▶ [AIM OF THE TASK]: Without the pictures, give the entries below again exactly as written.

▶ [INPUT]:
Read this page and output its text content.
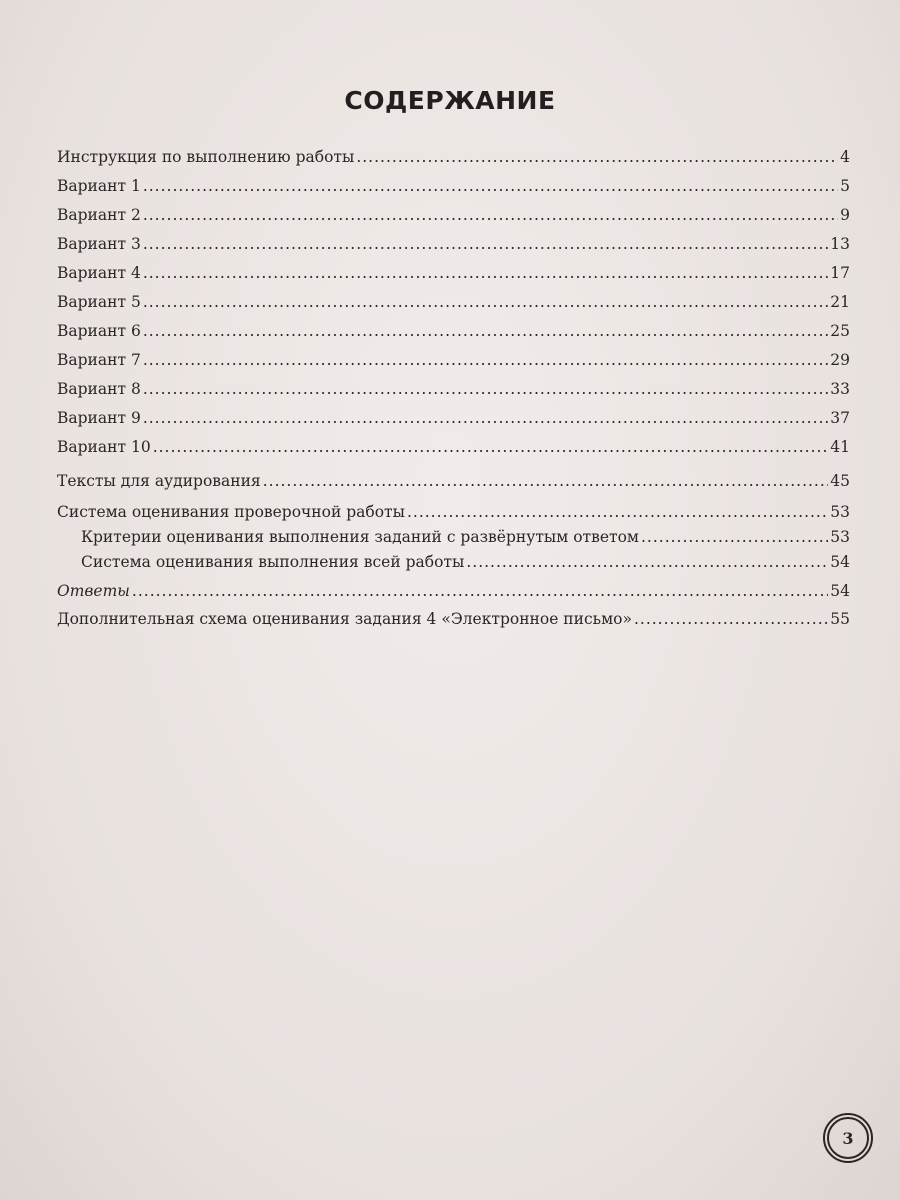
СОДЕРЖАНИЕ
Инструкция по выполнению работы .....	4
Вариант 1 .....	5
Вариант 2 .....	9
Вариант 3 .....	13
Вариант 4 .....	17
Вариант 5 .....	21
Вариант 6 .....	25
Вариант 7 .....	29
Вариант 8 .....	33
Вариант 9 .....	37
Вариант 10 .....	41
Тексты для аудирования .....	45
Система оценивания проверочной работы .....	53
Критерии оценивания выполнения заданий с развёрнутым ответом .....	53
Система оценивания выполнения всей работы .....	54
Ответы .....	54
Дополнительная схема оценивания задания 4 «Электронное письмо» .....	55
3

▶ [FINAL RESULT]:
Read this page and output its text content.
СОДЕРЖАНИЕ
Инструкция по выполнению работы .....	4
Вариант 1 .....	5
Вариант 2 .....	9
Вариант 3 .....	13
Вариант 4 .....	17
Вариант 5 .....	21
Вариант 6 .....	25
Вариант 7 .....	29
Вариант 8 .....	33
Вариант 9 .....	37
Вариант 10 .....	41
Тексты для аудирования .....	45
Система оценивания проверочной работы .....	53
Критерии оценивания выполнения заданий с развёрнутым ответом .....	53
Система оценивания выполнения всей работы .....	54
Ответы .....	54
Дополнительная схема оценивания задания 4 «Электронное письмо» .....	55
3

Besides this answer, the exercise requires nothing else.